DATA SUPPLIED:

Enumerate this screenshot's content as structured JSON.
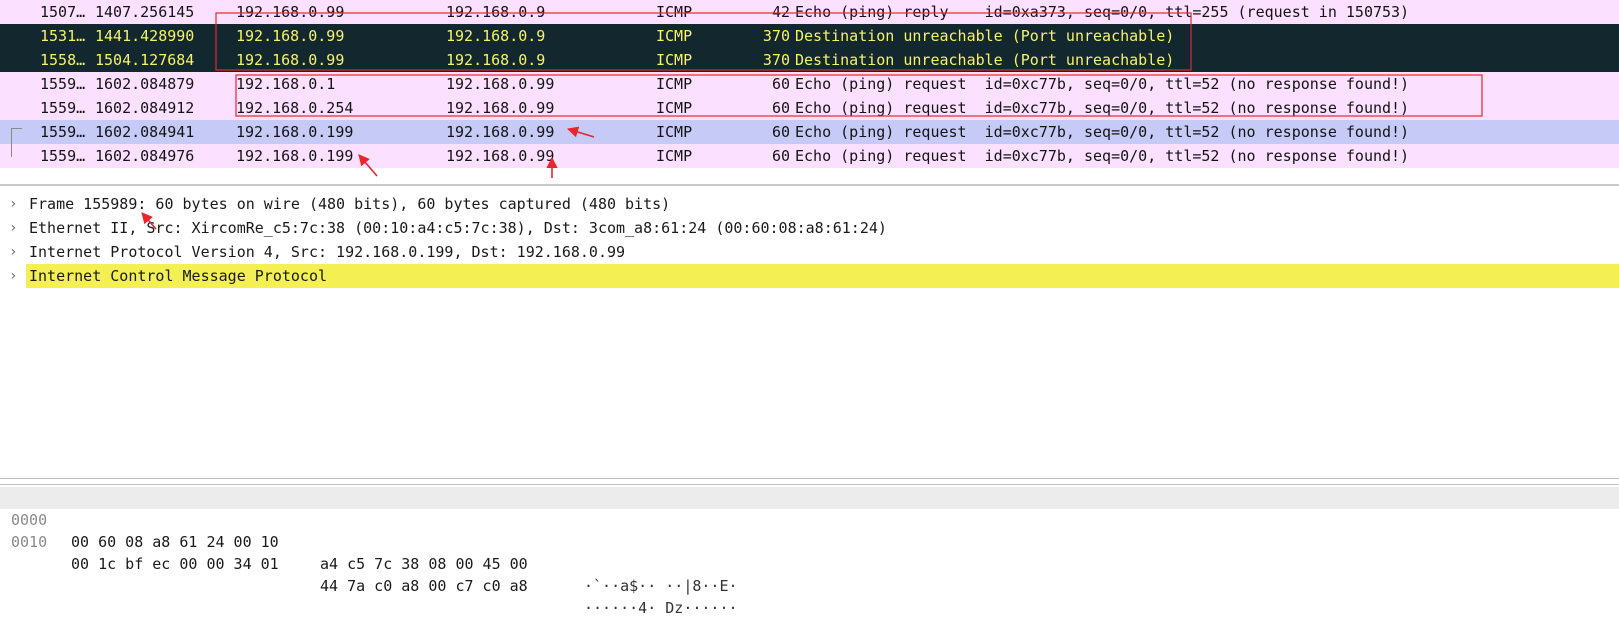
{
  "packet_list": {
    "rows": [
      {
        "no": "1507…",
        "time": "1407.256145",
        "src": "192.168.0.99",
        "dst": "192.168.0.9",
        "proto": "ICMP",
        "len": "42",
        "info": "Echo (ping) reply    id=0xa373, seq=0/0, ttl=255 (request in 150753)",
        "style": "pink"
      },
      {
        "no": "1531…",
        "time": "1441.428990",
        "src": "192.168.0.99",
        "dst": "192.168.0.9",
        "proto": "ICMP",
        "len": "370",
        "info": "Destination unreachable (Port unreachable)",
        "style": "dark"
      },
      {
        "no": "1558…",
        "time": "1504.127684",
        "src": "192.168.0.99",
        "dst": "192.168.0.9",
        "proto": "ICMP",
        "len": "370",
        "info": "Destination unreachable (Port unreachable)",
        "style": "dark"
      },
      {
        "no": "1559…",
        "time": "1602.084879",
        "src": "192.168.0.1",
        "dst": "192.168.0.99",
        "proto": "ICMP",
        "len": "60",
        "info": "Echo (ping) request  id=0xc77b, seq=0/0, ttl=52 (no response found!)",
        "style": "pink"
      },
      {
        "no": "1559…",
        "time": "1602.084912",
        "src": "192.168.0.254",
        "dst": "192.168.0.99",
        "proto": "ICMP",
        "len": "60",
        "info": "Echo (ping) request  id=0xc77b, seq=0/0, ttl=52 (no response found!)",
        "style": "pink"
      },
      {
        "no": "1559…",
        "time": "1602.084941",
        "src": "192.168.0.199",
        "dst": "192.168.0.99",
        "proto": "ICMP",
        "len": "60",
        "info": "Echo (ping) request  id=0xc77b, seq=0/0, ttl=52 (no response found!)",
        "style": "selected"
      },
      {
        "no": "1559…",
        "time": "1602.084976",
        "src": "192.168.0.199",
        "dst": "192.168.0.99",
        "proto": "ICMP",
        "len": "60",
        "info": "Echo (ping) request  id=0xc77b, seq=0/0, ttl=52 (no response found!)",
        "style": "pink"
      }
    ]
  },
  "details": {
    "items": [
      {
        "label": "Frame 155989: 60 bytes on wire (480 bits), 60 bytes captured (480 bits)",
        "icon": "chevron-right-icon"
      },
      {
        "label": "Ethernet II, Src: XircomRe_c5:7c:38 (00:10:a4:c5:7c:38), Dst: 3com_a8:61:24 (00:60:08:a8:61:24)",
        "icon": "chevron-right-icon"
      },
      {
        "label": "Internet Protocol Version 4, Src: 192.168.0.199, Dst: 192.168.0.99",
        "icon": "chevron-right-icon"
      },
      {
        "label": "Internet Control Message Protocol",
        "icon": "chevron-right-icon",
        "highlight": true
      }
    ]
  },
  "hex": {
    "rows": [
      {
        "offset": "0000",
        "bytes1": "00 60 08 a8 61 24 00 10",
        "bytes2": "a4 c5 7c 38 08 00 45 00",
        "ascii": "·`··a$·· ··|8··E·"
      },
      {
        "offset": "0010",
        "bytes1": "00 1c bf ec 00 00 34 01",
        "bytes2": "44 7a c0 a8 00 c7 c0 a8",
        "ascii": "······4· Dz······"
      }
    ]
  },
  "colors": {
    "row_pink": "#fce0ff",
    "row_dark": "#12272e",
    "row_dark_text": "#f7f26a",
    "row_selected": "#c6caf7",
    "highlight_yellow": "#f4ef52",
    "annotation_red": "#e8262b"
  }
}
==
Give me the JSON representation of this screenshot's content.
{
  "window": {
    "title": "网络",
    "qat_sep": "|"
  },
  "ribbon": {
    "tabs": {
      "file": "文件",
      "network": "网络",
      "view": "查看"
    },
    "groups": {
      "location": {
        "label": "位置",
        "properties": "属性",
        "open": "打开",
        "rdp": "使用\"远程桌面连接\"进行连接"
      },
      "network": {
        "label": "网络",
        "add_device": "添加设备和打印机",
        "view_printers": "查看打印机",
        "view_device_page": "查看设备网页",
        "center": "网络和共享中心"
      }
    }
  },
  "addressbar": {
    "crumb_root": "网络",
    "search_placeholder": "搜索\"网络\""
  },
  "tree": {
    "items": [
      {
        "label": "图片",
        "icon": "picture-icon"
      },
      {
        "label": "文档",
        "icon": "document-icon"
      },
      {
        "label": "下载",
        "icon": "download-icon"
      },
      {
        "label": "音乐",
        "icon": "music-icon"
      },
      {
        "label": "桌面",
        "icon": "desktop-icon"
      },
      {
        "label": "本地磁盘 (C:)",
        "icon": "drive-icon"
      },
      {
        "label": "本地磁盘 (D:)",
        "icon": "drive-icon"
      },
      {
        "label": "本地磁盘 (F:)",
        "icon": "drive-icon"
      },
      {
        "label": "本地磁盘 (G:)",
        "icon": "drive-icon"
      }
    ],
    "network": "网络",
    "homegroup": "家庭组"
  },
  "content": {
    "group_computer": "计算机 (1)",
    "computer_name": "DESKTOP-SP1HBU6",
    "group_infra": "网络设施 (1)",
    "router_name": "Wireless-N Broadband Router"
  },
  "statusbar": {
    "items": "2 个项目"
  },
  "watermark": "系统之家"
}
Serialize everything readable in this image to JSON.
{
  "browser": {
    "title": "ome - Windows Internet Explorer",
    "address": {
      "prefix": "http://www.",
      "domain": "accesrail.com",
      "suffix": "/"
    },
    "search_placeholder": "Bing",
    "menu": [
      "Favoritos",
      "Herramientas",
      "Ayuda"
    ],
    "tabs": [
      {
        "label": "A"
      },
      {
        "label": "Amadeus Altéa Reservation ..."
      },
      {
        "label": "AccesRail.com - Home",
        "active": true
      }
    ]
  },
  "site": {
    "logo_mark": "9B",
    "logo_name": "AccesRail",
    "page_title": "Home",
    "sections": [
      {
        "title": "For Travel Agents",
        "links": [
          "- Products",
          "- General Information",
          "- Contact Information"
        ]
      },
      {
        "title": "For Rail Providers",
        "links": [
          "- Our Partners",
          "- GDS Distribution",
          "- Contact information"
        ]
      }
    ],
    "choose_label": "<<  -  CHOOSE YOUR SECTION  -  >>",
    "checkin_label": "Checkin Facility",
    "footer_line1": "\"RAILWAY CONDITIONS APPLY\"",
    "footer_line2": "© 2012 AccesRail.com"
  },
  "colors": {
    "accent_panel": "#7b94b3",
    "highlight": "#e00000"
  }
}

WHAT THIS TASK INVOLVES: State how many lines in the records above contain the word "content", and give only that number.

RESPONSE TO THE TASK: 3